== Passage fourni
La Grèce vend 30 % de sa participation dans l’opérateur de l’aéroport d’Athènes, suscitant un vif intérêt des investisseurs

La Grèce a achevé vendredi une importante privatisation, en vendant sa participation de 30 pour cent dans le plus grand opérateur aéroportuaire de ce pays tributaire du tourisme lors d’une introduction en bourse, ont indiqué des responsables.

Les actions de l’aéroport international d’Athènes devraient commencer à être négociées à la bourse d’Athènes à partir de mercredi, a indiqué l’aéroport dans un communiqué.

Le ministre des Finances, Costis Hadzidakis, a déclaré que la cotation d’une nouvelle valeur de premier ordre donnerait une forte impulsion aux marchés des capitaux grecs.

L’introduction en bourse a suscité une demande qui a dépassé le nombre d’actions disponibles, levant 785 millions d’euros (848 millions de dollars) pour le fonds de privatisation de l’État grec HRADF.

Le cours de bourse a été fixé à 8,20 euros, dans le haut de la fourchette envisagée par la HRADF, ce qui implique une capitalisation boursière de 2,46 milliards d’euros pour l’aéroport.
====
== Informations extraites
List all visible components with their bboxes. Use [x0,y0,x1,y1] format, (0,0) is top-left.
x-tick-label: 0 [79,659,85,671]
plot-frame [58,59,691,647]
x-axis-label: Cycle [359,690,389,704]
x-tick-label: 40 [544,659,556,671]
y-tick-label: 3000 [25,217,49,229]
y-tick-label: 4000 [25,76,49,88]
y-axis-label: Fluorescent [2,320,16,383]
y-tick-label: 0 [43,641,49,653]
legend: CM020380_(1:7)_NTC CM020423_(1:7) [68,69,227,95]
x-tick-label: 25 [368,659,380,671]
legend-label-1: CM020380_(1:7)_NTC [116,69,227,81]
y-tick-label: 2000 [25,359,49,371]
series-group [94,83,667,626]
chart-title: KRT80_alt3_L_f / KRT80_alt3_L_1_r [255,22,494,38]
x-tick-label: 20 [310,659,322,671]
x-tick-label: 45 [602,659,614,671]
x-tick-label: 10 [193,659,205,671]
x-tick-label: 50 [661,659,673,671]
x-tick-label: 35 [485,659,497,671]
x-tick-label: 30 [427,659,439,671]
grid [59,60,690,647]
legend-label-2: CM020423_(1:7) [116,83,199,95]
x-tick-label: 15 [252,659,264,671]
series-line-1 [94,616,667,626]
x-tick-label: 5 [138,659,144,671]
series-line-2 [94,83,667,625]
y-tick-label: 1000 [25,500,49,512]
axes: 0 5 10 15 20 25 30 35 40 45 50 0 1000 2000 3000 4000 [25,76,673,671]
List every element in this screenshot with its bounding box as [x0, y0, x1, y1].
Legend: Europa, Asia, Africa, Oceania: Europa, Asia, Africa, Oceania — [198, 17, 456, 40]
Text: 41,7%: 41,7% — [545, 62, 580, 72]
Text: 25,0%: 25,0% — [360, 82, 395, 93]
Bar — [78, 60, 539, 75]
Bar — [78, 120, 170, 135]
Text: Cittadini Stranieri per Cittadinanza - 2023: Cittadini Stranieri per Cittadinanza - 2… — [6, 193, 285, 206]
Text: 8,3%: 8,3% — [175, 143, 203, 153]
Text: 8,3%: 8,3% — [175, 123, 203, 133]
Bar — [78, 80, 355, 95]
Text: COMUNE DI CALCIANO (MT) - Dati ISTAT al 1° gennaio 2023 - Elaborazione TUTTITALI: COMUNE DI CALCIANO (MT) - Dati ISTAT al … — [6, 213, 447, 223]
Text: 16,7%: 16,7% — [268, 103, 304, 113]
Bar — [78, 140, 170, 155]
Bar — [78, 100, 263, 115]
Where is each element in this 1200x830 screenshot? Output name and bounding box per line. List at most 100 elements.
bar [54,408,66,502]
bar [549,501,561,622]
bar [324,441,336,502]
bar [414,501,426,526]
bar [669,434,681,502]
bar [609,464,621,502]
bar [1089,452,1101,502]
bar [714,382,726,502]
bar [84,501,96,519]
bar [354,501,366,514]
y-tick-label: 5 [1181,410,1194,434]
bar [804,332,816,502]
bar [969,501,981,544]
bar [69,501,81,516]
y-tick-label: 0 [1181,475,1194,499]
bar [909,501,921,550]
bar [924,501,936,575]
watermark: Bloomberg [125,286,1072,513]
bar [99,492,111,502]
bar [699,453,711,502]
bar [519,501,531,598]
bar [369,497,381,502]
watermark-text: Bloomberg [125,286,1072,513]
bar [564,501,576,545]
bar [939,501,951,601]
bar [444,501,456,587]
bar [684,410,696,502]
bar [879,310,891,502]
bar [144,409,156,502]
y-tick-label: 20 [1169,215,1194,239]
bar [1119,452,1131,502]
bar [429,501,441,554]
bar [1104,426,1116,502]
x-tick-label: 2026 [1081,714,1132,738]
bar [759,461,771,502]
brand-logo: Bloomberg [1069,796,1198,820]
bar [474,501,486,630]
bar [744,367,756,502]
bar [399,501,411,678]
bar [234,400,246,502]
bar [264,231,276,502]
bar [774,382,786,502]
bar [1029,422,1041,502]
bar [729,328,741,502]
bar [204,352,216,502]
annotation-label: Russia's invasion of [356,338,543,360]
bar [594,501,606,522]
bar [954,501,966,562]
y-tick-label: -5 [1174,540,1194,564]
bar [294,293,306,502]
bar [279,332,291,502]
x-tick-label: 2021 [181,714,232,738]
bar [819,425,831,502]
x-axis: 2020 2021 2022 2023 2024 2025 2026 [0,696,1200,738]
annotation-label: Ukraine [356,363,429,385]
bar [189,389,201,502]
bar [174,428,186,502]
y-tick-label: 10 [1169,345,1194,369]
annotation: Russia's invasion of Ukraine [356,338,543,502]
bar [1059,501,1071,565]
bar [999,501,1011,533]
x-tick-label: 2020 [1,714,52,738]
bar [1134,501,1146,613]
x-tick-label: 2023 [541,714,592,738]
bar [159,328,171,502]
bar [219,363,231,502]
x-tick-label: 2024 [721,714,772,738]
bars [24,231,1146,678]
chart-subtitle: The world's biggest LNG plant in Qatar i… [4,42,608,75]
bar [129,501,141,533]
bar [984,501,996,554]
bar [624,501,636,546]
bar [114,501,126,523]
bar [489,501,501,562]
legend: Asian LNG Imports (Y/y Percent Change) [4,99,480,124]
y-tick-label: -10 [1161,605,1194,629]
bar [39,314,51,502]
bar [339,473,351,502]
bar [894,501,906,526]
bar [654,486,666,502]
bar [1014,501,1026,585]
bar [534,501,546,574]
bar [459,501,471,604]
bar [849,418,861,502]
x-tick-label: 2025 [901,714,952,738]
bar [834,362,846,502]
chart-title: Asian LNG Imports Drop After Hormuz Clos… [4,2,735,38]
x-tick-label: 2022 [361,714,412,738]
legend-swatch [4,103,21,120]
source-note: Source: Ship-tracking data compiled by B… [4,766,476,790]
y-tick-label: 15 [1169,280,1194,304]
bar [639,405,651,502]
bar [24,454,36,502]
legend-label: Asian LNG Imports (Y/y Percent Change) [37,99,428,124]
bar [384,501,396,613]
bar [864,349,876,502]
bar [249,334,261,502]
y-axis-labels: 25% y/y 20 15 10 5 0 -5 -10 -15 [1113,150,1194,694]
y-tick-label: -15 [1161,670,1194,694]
====
Actions à mener:
1 > Répondez brièvement aux questions suivantes sur l'article consacré à la privatisation de l'aéroport d'Athènes, en marquant vos réponses de la même façon :
(a) À partir de quel jour les actions de l'aéroport devraient-elles être négociées à la bourse d'Athènes ?
(b) Quelle somme l'introduction en bourse a-t-elle levée pour le fonds HRADF ?
(c) À quel prix le cours de bourse a-t-il été fixé ?
2 > Dans l'article sur la privatisation de l'aéroport d'Athènes, présentez sous forme de liste le paragraphe qui commence par « Le cours de bourse a été fixé » en conservant ses faits principaux.
3 > Rédigez la suite de l'article sur la privatisation de l'aéroport d'Athènes à partir de sa dernière phrase.

Réponses numérotées:
1 >
(a) À partir de mercredi.
(b) 785 millions d'euros, soit 848 millions de dollars.
(c) 8,20 euros.

2 >
- Cours de bourse fixé à 8,20 euros.
- Prix situé dans le haut de la fourchette envisagée par la HRADF.
- Capitalisation boursière de 2,46 milliards d'euros pour l'aéroport.

3 >
Quelque 32 millions de touristes ont visité la Grèce en 2023, contre environ 28 millions un an plus tôt. Le trafic global dans les aéroports grecs a atteint un record historique de 72,6 millions de personnes l’année dernière, soit une hausse de 14 pour cent sur l’année, selon l’autorité de l’aviation civile grecque.

Lors de la crise financière grecque de 2010 à 2018, le pays a privatisé un large éventail d’actifs publics. Le processus s’est poursuivi à un rythme plus lent depuis, l’État ayant récemment cédé ses participations dans les principales banques grecques et poursuivant les accords de concession de ports et d’autoroutes.